What you are asked to do: Records follow. Copy every line with "Ihrer".

Stored records:
------------------------------------------------------------------------

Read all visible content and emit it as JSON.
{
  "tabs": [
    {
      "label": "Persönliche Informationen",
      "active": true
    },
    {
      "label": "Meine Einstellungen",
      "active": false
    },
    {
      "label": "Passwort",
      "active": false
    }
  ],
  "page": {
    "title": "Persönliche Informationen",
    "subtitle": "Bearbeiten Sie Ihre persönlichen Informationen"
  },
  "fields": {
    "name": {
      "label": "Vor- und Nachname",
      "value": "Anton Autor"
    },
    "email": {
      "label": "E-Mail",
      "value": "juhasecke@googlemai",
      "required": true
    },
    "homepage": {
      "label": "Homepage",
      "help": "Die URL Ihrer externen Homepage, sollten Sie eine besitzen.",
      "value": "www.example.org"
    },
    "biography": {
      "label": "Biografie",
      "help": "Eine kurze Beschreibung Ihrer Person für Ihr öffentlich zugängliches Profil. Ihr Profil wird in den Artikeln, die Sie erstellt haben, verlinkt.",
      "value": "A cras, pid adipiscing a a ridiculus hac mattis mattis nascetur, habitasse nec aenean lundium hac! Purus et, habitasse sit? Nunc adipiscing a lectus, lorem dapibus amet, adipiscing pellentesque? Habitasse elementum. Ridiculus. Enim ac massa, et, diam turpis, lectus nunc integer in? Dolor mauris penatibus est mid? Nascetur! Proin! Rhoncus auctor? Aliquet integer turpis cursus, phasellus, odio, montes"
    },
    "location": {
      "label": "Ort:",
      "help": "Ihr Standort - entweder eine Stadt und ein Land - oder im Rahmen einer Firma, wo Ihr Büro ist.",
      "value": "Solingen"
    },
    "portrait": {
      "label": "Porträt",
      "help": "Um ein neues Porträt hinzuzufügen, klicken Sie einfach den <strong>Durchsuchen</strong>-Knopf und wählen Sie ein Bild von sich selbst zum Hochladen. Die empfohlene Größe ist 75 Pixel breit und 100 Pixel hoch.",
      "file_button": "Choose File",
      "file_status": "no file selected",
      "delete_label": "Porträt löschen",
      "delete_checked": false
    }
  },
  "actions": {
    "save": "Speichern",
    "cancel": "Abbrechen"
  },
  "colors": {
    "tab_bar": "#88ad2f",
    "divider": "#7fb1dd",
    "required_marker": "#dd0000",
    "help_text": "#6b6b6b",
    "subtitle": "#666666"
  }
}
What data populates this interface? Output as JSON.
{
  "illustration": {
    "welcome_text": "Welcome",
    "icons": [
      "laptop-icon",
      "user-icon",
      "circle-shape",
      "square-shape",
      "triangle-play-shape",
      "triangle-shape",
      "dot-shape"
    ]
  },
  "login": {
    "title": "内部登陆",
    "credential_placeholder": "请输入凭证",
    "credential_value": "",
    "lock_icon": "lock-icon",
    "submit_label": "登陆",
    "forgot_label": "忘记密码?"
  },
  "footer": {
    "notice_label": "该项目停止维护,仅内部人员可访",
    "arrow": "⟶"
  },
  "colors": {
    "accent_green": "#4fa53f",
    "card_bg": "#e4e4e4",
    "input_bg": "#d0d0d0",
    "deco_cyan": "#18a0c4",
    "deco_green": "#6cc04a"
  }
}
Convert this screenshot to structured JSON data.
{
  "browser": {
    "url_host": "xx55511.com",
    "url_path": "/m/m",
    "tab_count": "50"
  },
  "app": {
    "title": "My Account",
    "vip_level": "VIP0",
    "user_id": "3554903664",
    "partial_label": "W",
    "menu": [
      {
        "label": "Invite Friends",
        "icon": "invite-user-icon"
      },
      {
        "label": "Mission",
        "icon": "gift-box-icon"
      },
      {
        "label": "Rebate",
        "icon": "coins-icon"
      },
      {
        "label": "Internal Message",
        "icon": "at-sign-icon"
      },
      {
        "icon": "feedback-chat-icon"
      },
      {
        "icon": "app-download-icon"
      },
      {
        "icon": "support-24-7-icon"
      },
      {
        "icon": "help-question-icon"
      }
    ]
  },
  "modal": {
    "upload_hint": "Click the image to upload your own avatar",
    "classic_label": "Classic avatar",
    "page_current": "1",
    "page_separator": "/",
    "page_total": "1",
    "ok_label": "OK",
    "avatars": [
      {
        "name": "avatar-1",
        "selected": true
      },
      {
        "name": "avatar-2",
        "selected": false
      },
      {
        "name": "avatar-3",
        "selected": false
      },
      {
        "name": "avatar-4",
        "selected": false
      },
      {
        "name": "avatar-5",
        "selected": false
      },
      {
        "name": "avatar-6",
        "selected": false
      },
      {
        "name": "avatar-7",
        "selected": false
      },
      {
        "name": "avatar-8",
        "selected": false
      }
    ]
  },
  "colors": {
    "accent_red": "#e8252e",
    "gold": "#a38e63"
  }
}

------------------------------------------------------------------------

Written reply:
      "help": "Die URL Ihrer externen Homepage, sollten Sie eine besitzen.",
      "help": "Eine kurze Beschreibung Ihrer Person für Ihr öffentlich zugängliches Profil. Ihr Profil wird in den Artikeln, die Sie erstellt haben, verlinkt.",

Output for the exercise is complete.